Short task ->
Where the string "SPEED" occurs in the material below, report the whole line.

(Data entries for graphics)
##############################

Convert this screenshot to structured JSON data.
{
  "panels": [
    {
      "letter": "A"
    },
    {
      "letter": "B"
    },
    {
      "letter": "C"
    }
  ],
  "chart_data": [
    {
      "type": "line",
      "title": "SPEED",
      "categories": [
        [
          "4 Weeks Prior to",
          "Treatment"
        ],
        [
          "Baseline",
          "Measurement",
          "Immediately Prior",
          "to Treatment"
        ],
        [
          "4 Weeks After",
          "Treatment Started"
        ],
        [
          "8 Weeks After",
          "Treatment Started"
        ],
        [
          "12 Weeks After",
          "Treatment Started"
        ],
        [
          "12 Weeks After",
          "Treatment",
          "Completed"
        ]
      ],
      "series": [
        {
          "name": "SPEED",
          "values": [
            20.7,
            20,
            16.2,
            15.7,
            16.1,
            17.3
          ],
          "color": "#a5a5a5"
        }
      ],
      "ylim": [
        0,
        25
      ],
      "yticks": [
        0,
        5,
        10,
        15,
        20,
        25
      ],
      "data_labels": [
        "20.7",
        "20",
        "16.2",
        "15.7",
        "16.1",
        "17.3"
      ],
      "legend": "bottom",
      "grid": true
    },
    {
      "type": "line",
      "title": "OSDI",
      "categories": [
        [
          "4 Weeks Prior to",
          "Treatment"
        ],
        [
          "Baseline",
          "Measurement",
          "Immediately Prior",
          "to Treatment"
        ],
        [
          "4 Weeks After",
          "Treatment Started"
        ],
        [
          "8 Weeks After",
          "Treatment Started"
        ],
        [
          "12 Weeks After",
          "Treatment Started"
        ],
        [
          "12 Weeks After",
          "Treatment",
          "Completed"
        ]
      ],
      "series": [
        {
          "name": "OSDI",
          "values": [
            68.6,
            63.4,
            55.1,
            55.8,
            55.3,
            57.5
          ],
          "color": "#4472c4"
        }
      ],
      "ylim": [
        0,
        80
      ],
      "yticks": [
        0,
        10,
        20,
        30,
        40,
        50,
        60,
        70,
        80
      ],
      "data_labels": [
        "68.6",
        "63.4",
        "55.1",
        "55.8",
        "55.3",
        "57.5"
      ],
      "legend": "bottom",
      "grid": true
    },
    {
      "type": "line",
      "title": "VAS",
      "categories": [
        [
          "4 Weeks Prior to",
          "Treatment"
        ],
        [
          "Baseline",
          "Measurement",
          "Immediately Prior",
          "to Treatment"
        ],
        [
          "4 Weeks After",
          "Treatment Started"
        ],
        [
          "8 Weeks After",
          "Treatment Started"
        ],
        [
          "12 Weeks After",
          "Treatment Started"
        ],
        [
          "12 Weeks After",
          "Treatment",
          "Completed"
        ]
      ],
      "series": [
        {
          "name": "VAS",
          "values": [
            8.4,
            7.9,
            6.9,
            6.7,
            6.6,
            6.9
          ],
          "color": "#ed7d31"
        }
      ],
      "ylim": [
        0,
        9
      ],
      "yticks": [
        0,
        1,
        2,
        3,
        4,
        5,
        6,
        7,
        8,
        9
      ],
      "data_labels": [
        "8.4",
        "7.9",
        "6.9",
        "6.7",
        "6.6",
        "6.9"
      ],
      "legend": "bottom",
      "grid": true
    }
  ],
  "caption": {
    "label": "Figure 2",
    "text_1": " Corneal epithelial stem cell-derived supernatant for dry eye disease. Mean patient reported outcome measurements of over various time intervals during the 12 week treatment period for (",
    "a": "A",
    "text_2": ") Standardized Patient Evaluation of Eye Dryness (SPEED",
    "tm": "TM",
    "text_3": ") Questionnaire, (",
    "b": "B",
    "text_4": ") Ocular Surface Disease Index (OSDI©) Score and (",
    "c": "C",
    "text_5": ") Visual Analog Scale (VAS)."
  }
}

##############################

Reply ->
      "title": "SPEED",
          "name": "SPEED",
    "text_2": ") Standardized Patient Evaluation of Eye Dryness (SPEED",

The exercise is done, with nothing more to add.